SHORT TASK: Omit the images, then print each record below exactly as it reads.

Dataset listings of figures

__________________________________________________

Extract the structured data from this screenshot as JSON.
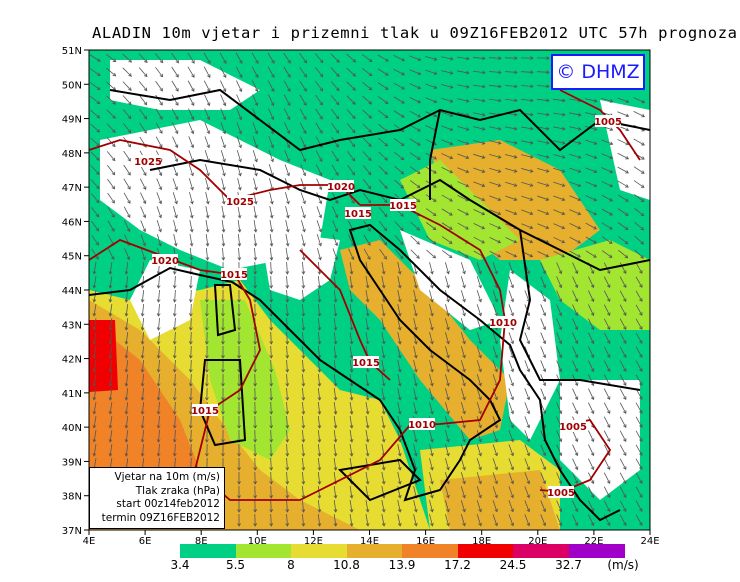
{
  "title": "ALADIN 10m vjetar i prizemni tlak u 09Z16FEB2012 UTC 57h prognoza",
  "logo": "© DHMZ",
  "axes": {
    "lat_labels": [
      "51N",
      "50N",
      "49N",
      "48N",
      "47N",
      "46N",
      "45N",
      "44N",
      "43N",
      "42N",
      "41N",
      "40N",
      "39N",
      "38N",
      "37N"
    ],
    "lon_labels": [
      "4E",
      "6E",
      "8E",
      "10E",
      "12E",
      "14E",
      "16E",
      "18E",
      "20E",
      "22E",
      "24E"
    ]
  },
  "legend_box": {
    "line1": "Vjetar na 10m (m/s)",
    "line2": "Tlak zraka (hPa)",
    "line3": "start 00z14feb2012",
    "line4": "termin 09Z16FEB2012"
  },
  "colorbar": {
    "unit": "(m/s)",
    "thresholds": [
      "3.4",
      "5.5",
      "8",
      "10.8",
      "13.9",
      "17.2",
      "24.5",
      "32.7"
    ],
    "colors": [
      "#00d084",
      "#a2e632",
      "#e6dc32",
      "#e6af2d",
      "#f08228",
      "#f00000",
      "#dc0064",
      "#a000c8"
    ]
  },
  "isobar_labels": [
    "1025",
    "1025",
    "1020",
    "1020",
    "1015",
    "1015",
    "1015",
    "1015",
    "1015",
    "1010",
    "1010",
    "1005",
    "1005",
    "1005"
  ],
  "colors": {
    "isobar": "#a00000",
    "coast": "#000000",
    "arrow": "#555555"
  }
}
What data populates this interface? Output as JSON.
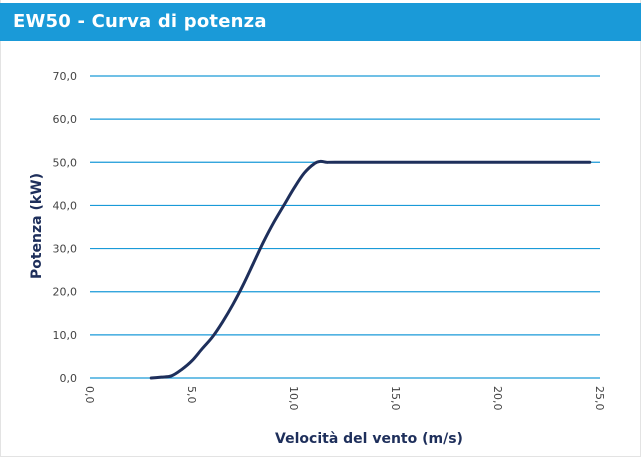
{
  "header": {
    "title": "EW50 - Curva di potenza"
  },
  "colors": {
    "header_bg": "#1a9ad8",
    "grid": "#1a9ad8",
    "line": "#1e2f5b"
  },
  "chart_data": {
    "type": "line",
    "title": "EW50 - Curva di potenza",
    "xlabel": "Velocità del vento (m/s)",
    "ylabel": "Potenza (kW)",
    "xlim": [
      0,
      25
    ],
    "ylim": [
      0,
      70
    ],
    "x_ticks": [
      "0,0",
      "5,0",
      "10,0",
      "15,0",
      "20,0",
      "25,0"
    ],
    "y_ticks": [
      "0,0",
      "10,0",
      "20,0",
      "30,0",
      "40,0",
      "50,0",
      "60,0",
      "70,0"
    ],
    "grid": "horizontal",
    "legend": "none",
    "series": [
      {
        "x": [
          3.0,
          3.5,
          4.0,
          4.5,
          5.0,
          5.5,
          6.0,
          6.5,
          7.0,
          7.5,
          8.0,
          8.5,
          9.0,
          9.5,
          10.0,
          10.5,
          11.0,
          11.3,
          11.6,
          12.0,
          15.0,
          20.0,
          24.5
        ],
        "y": [
          0.0,
          0.2,
          0.5,
          2.0,
          4.0,
          6.8,
          9.5,
          13.0,
          17.0,
          21.5,
          26.5,
          31.5,
          36.0,
          40.0,
          44.0,
          47.5,
          49.7,
          50.2,
          50.0,
          50.0,
          50.0,
          50.0,
          50.0
        ]
      }
    ]
  }
}
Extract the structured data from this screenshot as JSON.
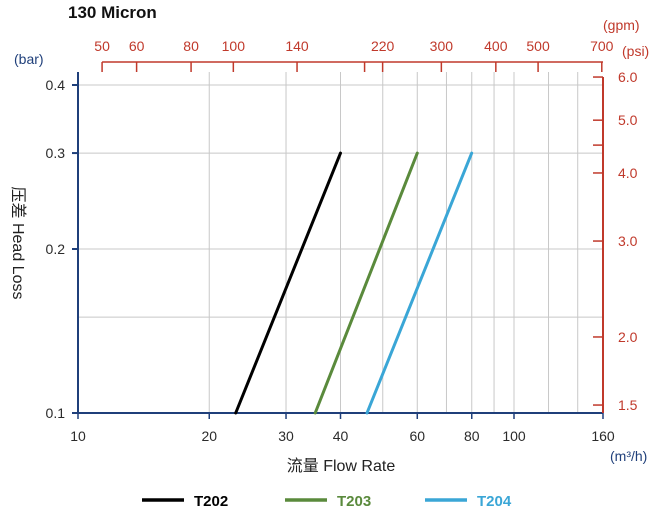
{
  "chart_data": {
    "type": "line",
    "title": "130 Micron",
    "xlabel": "流量 Flow Rate",
    "ylabel": "压差 Head Loss",
    "x_unit": "(m³/h)",
    "y_unit": "(bar)",
    "x_scale": "log",
    "y_scale": "log",
    "xlim": [
      10,
      160
    ],
    "ylim": [
      0.1,
      0.42
    ],
    "grid": true,
    "legend_position": "bottom",
    "x_ticks": [
      "10",
      "20",
      "30",
      "40",
      "60",
      "80",
      "100",
      "160"
    ],
    "x_tick_values": [
      10,
      20,
      30,
      40,
      60,
      80,
      100,
      160
    ],
    "x_grid_values": [
      20,
      30,
      40,
      50,
      60,
      70,
      80,
      90,
      100,
      120,
      140
    ],
    "y_ticks": [
      "0.1",
      "0.2",
      "0.3",
      "0.4"
    ],
    "y_tick_values": [
      0.1,
      0.2,
      0.3,
      0.4
    ],
    "y_grid_values": [
      0.15,
      0.2,
      0.3,
      0.4
    ],
    "top_axis": {
      "unit": "(gpm)",
      "ticks": [
        "50",
        "60",
        "80",
        "100",
        "140",
        "220",
        "300",
        "400",
        "500",
        "700"
      ],
      "tick_values": [
        50,
        60,
        80,
        100,
        140,
        220,
        300,
        400,
        500,
        700
      ],
      "minor_values": [
        200
      ],
      "factor_from_x": 4.4029
    },
    "right_axis": {
      "unit": "(psi)",
      "ticks": [
        "1.5",
        "2.0",
        "3.0",
        "4.0",
        "5.0",
        "6.0"
      ],
      "tick_values": [
        1.5,
        2.0,
        3.0,
        4.0,
        5.0,
        6.0
      ],
      "minor_values": [
        4.5
      ],
      "factor_from_y": 14.5038
    },
    "series": [
      {
        "name": "T202",
        "color": "#000000",
        "x": [
          23,
          40
        ],
        "y": [
          0.1,
          0.3
        ]
      },
      {
        "name": "T203",
        "color": "#5a8a3c",
        "x": [
          35,
          60
        ],
        "y": [
          0.1,
          0.3
        ]
      },
      {
        "name": "T204",
        "color": "#3aa6d6",
        "x": [
          46,
          80
        ],
        "y": [
          0.1,
          0.3
        ]
      }
    ],
    "colors": {
      "left_axis": "#1f3f7a",
      "secondary_axes": "#c0392b",
      "grid": "#c8c8c8"
    }
  }
}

__________________________________________________

EXERCISE RESPONSE:
Extract the structured data from this screenshot as JSON.
{
  "title": "ALADIN 10m vjetar i prizemni tlak u 09Z16FEB2012 UTC 57h prognoza",
  "logo": "© DHMZ",
  "axes": {
    "lat_labels": [
      "51N",
      "50N",
      "49N",
      "48N",
      "47N",
      "46N",
      "45N",
      "44N",
      "43N",
      "42N",
      "41N",
      "40N",
      "39N",
      "38N",
      "37N"
    ],
    "lon_labels": [
      "4E",
      "6E",
      "8E",
      "10E",
      "12E",
      "14E",
      "16E",
      "18E",
      "20E",
      "22E",
      "24E"
    ]
  },
  "legend_box": {
    "line1": "Vjetar na 10m (m/s)",
    "line2": "Tlak zraka (hPa)",
    "line3": "start 00z14feb2012",
    "line4": "termin 09Z16FEB2012"
  },
  "colorbar": {
    "unit": "(m/s)",
    "thresholds": [
      "3.4",
      "5.5",
      "8",
      "10.8",
      "13.9",
      "17.2",
      "24.5",
      "32.7"
    ],
    "colors": [
      "#00d084",
      "#a2e632",
      "#e6dc32",
      "#e6af2d",
      "#f08228",
      "#f00000",
      "#dc0064",
      "#a000c8"
    ]
  },
  "isobar_labels": [
    "1025",
    "1025",
    "1020",
    "1020",
    "1015",
    "1015",
    "1015",
    "1015",
    "1015",
    "1010",
    "1010",
    "1005",
    "1005",
    "1005"
  ],
  "colors": {
    "isobar": "#a00000",
    "coast": "#000000",
    "arrow": "#555555"
  }
}
What data populates this interface? Output as JSON.
{
  "header": {
    "title": "EW50 - Curva di potenza"
  },
  "colors": {
    "header_bg": "#1a9ad8",
    "grid": "#1a9ad8",
    "line": "#1e2f5b"
  },
  "chart_data": {
    "type": "line",
    "title": "EW50 - Curva di potenza",
    "xlabel": "Velocità del vento (m/s)",
    "ylabel": "Potenza (kW)",
    "xlim": [
      0,
      25
    ],
    "ylim": [
      0,
      70
    ],
    "x_ticks": [
      "0,0",
      "5,0",
      "10,0",
      "15,0",
      "20,0",
      "25,0"
    ],
    "y_ticks": [
      "0,0",
      "10,0",
      "20,0",
      "30,0",
      "40,0",
      "50,0",
      "60,0",
      "70,0"
    ],
    "grid": "horizontal",
    "legend": "none",
    "series": [
      {
        "x": [
          3.0,
          3.5,
          4.0,
          4.5,
          5.0,
          5.5,
          6.0,
          6.5,
          7.0,
          7.5,
          8.0,
          8.5,
          9.0,
          9.5,
          10.0,
          10.5,
          11.0,
          11.3,
          11.6,
          12.0,
          15.0,
          20.0,
          24.5
        ],
        "y": [
          0.0,
          0.2,
          0.5,
          2.0,
          4.0,
          6.8,
          9.5,
          13.0,
          17.0,
          21.5,
          26.5,
          31.5,
          36.0,
          40.0,
          44.0,
          47.5,
          49.7,
          50.2,
          50.0,
          50.0,
          50.0,
          50.0,
          50.0
        ]
      }
    ]
  }
}
Extract the structured data from this screenshot as JSON.
{
  "chart_data": {
    "type": "line",
    "title": "130 Micron",
    "xlabel": "流量 Flow Rate",
    "ylabel": "压差 Head Loss",
    "x_unit": "(m³/h)",
    "y_unit": "(bar)",
    "x_scale": "log",
    "y_scale": "log",
    "xlim": [
      10,
      160
    ],
    "ylim": [
      0.1,
      0.42
    ],
    "grid": true,
    "legend_position": "bottom",
    "x_ticks": [
      "10",
      "20",
      "30",
      "40",
      "60",
      "80",
      "100",
      "160"
    ],
    "x_tick_values": [
      10,
      20,
      30,
      40,
      60,
      80,
      100,
      160
    ],
    "x_grid_values": [
      20,
      30,
      40,
      50,
      60,
      70,
      80,
      90,
      100,
      120,
      140
    ],
    "y_ticks": [
      "0.1",
      "0.2",
      "0.3",
      "0.4"
    ],
    "y_tick_values": [
      0.1,
      0.2,
      0.3,
      0.4
    ],
    "y_grid_values": [
      0.15,
      0.2,
      0.3,
      0.4
    ],
    "top_axis": {
      "unit": "(gpm)",
      "ticks": [
        "50",
        "60",
        "80",
        "100",
        "140",
        "220",
        "300",
        "400",
        "500",
        "700"
      ],
      "tick_values": [
        50,
        60,
        80,
        100,
        140,
        220,
        300,
        400,
        500,
        700
      ],
      "minor_values": [
        200
      ],
      "factor_from_x": 4.4029
    },
    "right_axis": {
      "unit": "(psi)",
      "ticks": [
        "1.5",
        "2.0",
        "3.0",
        "4.0",
        "5.0",
        "6.0"
      ],
      "tick_values": [
        1.5,
        2.0,
        3.0,
        4.0,
        5.0,
        6.0
      ],
      "minor_values": [
        4.5
      ],
      "factor_from_y": 14.5038
    },
    "series": [
      {
        "name": "T202",
        "color": "#000000",
        "x": [
          23,
          40
        ],
        "y": [
          0.1,
          0.3
        ]
      },
      {
        "name": "T203",
        "color": "#5a8a3c",
        "x": [
          35,
          60
        ],
        "y": [
          0.1,
          0.3
        ]
      },
      {
        "name": "T204",
        "color": "#3aa6d6",
        "x": [
          46,
          80
        ],
        "y": [
          0.1,
          0.3
        ]
      }
    ],
    "colors": {
      "left_axis": "#1f3f7a",
      "secondary_axes": "#c0392b",
      "grid": "#c8c8c8"
    }
  }
}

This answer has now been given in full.